Start of Given text

Do you see any more temporal risks in 2017 in terms of new technologies and products like drones and artificial intelligence (AI) that don’t yet have an established regulatory environment?

Regulations generally come out because they are proven to be necessary. When you see people flying drones onto the White House lawn or into airfields or the top of a building, there needs to be some guidance and restrictions. In 2017, I think you’ll see heavier regulation in areas like drones. Virtual reality (VR) security is another area where this is likely. We all heard about the Internet of Things (IoT) breach that happened in late 2016, and how insecure some things were. I think you’re going to start seeing a push for protection and security in 2017, and regulation is obviously part of that. This won’t necessarily hinder technological growth, but rather level the playing field. It is going to be an interesting year with a lot of changes in the United States and around the world.

It sounds like the outlook is fairly positive for the tech sector. What is your estimation of the state of the foreign pool talent in the tech world?

End of Given text
Start of Given information

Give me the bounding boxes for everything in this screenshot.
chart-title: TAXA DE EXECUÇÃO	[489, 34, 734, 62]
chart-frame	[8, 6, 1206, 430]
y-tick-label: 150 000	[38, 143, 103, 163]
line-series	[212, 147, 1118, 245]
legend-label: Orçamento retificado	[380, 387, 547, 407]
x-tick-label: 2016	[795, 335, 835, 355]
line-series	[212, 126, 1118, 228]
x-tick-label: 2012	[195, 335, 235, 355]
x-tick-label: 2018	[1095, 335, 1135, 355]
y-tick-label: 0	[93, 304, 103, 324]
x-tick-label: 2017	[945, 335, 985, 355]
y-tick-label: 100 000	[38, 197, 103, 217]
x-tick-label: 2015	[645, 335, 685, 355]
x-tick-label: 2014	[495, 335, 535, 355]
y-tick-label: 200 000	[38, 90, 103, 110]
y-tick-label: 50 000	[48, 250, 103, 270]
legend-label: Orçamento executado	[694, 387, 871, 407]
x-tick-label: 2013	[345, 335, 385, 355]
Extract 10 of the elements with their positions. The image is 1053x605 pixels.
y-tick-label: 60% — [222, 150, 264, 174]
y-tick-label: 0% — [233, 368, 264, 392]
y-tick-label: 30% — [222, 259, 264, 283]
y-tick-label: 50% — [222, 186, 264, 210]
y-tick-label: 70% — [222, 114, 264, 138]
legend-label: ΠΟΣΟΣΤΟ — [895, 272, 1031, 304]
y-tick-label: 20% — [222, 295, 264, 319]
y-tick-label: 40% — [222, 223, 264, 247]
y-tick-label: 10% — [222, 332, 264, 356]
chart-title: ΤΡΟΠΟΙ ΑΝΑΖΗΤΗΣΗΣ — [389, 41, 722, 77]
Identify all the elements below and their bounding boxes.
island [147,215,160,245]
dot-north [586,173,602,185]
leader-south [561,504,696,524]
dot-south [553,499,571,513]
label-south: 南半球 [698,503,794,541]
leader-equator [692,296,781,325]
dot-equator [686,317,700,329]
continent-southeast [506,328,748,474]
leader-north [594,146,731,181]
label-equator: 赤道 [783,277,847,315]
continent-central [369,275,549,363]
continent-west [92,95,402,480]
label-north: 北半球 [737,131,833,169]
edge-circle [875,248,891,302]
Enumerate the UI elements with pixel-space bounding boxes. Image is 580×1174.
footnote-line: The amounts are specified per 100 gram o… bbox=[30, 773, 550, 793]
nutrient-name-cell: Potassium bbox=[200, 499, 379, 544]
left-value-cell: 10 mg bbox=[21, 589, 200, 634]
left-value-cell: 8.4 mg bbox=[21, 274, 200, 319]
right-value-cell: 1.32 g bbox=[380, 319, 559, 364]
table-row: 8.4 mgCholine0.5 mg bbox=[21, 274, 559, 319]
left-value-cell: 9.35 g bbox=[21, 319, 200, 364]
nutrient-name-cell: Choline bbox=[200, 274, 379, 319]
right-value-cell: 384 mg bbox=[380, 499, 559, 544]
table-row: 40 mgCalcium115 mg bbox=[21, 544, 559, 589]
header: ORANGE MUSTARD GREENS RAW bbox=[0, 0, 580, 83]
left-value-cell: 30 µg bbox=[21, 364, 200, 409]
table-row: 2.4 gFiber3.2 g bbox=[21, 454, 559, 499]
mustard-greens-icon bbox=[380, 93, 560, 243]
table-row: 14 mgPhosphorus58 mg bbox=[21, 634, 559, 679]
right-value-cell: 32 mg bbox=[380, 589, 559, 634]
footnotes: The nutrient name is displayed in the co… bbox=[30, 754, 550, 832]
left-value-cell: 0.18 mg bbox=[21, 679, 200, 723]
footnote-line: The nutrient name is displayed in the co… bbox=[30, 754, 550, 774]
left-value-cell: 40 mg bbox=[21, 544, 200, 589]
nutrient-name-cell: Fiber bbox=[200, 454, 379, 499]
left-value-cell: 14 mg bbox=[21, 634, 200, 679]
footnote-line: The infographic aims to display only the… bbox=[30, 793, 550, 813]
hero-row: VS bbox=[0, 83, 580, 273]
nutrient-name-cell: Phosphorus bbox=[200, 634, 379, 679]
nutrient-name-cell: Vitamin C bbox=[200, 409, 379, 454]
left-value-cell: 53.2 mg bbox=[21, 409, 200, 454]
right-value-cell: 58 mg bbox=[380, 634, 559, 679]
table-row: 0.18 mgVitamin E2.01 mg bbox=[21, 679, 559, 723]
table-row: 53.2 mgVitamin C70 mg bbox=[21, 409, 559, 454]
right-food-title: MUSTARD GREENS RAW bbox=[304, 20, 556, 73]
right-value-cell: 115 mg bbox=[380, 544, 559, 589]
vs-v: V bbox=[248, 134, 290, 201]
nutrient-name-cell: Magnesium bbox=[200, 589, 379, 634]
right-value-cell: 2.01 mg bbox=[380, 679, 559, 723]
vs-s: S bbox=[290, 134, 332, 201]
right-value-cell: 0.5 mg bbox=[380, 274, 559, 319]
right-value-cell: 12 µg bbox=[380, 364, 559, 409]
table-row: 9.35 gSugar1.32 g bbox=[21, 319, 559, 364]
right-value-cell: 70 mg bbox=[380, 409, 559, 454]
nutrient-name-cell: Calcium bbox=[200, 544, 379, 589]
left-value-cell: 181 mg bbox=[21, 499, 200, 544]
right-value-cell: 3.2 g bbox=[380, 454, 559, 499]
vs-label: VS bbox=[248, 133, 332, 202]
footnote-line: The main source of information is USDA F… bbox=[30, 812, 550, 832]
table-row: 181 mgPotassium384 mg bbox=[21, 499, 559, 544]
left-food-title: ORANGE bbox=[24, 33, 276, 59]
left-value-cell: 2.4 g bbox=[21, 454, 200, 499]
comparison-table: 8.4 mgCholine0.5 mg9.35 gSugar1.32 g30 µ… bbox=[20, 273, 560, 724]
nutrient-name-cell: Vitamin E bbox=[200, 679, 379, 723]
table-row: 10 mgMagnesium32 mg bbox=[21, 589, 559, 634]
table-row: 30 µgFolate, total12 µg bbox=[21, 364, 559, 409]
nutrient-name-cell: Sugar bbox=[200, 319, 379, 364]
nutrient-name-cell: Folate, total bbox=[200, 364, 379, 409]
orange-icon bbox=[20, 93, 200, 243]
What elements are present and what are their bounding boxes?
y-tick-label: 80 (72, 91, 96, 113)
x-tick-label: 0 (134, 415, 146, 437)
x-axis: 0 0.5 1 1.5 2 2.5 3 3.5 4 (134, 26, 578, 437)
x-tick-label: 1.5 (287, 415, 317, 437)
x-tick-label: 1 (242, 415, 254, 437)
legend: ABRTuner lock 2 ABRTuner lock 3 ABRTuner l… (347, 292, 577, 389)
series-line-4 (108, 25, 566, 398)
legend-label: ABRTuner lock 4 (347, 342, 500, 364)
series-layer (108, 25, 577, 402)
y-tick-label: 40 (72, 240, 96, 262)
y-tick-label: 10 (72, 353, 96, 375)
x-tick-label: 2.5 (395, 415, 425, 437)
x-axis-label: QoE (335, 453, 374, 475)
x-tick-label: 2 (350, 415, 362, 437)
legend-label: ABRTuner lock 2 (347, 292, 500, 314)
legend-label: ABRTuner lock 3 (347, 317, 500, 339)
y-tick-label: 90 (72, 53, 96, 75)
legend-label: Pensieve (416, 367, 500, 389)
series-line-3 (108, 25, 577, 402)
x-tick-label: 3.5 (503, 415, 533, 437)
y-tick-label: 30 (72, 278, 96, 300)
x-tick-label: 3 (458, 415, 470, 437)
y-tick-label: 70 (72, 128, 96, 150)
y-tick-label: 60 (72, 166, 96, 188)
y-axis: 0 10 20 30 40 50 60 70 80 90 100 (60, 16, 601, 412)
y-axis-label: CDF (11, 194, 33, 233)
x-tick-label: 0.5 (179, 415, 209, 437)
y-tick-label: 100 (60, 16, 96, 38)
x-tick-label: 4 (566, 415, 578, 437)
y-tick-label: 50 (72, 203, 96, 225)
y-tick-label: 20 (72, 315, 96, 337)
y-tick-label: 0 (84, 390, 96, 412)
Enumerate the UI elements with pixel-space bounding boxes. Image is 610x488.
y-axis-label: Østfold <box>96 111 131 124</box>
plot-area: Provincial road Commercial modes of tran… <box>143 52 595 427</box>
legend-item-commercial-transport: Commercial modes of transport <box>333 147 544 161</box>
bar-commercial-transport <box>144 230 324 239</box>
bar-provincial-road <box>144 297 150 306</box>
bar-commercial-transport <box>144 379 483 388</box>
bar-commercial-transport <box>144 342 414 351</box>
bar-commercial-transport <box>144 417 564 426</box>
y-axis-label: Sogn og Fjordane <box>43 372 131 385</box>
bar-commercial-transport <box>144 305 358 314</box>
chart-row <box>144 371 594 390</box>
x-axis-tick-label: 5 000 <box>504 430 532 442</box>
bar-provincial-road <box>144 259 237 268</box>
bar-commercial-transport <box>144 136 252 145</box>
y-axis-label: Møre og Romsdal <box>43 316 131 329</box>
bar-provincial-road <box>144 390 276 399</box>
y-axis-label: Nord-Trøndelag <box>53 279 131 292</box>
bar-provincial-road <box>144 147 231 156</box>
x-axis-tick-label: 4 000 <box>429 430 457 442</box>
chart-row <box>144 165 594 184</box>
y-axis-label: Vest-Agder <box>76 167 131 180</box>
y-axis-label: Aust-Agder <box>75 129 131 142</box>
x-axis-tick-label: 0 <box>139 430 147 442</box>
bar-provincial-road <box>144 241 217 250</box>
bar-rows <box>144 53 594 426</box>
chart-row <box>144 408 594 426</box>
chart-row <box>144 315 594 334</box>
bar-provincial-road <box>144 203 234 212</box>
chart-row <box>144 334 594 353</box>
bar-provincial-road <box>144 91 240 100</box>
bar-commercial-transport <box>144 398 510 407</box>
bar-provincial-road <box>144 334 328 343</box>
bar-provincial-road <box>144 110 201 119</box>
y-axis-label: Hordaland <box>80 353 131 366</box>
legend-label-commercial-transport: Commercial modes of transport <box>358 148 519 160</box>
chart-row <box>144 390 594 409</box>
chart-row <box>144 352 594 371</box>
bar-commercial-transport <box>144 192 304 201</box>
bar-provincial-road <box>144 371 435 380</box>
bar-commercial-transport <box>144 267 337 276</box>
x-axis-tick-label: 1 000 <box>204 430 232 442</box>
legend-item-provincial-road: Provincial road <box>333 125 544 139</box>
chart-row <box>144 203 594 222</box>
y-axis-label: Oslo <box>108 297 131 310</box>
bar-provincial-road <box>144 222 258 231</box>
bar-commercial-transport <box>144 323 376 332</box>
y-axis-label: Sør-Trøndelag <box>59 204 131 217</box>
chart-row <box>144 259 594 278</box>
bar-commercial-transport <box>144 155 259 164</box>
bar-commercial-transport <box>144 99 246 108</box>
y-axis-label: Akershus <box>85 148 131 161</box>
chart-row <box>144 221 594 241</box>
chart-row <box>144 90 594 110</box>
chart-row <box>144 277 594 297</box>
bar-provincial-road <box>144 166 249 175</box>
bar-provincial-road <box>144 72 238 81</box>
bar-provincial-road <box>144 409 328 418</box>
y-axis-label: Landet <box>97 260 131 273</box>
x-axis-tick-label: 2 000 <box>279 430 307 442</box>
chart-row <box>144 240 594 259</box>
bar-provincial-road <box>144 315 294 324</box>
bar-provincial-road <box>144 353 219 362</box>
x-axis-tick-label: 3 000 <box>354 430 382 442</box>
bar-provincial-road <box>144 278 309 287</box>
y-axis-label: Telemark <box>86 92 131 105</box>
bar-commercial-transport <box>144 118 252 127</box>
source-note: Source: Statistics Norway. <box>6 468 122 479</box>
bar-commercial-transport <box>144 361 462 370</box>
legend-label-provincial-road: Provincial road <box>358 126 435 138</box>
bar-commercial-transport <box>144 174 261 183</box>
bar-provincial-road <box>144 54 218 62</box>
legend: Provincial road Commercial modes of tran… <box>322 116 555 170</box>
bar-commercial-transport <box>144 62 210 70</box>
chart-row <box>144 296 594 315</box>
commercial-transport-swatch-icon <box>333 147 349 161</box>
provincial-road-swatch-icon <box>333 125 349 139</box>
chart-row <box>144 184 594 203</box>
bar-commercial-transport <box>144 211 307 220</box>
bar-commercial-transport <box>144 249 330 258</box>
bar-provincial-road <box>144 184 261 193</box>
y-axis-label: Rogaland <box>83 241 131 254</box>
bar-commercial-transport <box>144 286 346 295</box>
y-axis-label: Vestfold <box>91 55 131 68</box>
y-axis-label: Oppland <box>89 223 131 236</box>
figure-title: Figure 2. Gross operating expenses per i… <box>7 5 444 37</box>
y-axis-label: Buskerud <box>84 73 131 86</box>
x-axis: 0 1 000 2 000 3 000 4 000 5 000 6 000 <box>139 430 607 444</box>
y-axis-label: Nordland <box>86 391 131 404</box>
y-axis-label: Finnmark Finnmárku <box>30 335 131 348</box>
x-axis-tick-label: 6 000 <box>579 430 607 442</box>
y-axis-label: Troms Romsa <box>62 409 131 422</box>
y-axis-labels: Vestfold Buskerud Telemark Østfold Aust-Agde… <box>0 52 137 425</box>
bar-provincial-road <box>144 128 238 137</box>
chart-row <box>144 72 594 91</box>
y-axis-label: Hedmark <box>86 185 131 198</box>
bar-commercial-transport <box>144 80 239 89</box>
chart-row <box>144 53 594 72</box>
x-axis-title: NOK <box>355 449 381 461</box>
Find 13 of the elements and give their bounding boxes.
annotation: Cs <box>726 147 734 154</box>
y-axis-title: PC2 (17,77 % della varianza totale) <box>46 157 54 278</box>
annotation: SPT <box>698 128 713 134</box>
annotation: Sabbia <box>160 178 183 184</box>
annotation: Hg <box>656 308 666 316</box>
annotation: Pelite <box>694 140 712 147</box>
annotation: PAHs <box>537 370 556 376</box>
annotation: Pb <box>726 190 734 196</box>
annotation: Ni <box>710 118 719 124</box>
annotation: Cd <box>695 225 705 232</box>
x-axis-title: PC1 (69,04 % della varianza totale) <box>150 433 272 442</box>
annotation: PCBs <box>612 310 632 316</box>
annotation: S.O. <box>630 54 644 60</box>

End of Given information

Exercise instructions →
Reproduce the interview excerpt on technology regulation above word for word, in full.

Task result →
Do you see any more temporal risks in 2017 in terms of new technologies and products like drones and artificial intelligence (AI) that don’t yet have an established regulatory environment?

Regulations generally come out because they are proven to be necessary. When you see people flying drones onto the White House lawn or into airfields or the top of a building, there needs to be some guidance and restrictions. In 2017, I think you’ll see heavier regulation in areas like drones. Virtual reality (VR) security is another area where this is likely. We all heard about the Internet of Things (IoT) breach that happened in late 2016, and how insecure some things were. I think you’re going to start seeing a push for protection and security in 2017, and regulation is obviously part of that. This won’t necessarily hinder technological growth, but rather level the playing field. It is going to be an interesting year with a lot of changes in the United States and around the world.

It sounds like the outlook is fairly positive for the tech sector. What is your estimation of the state of the foreign pool talent in the tech world?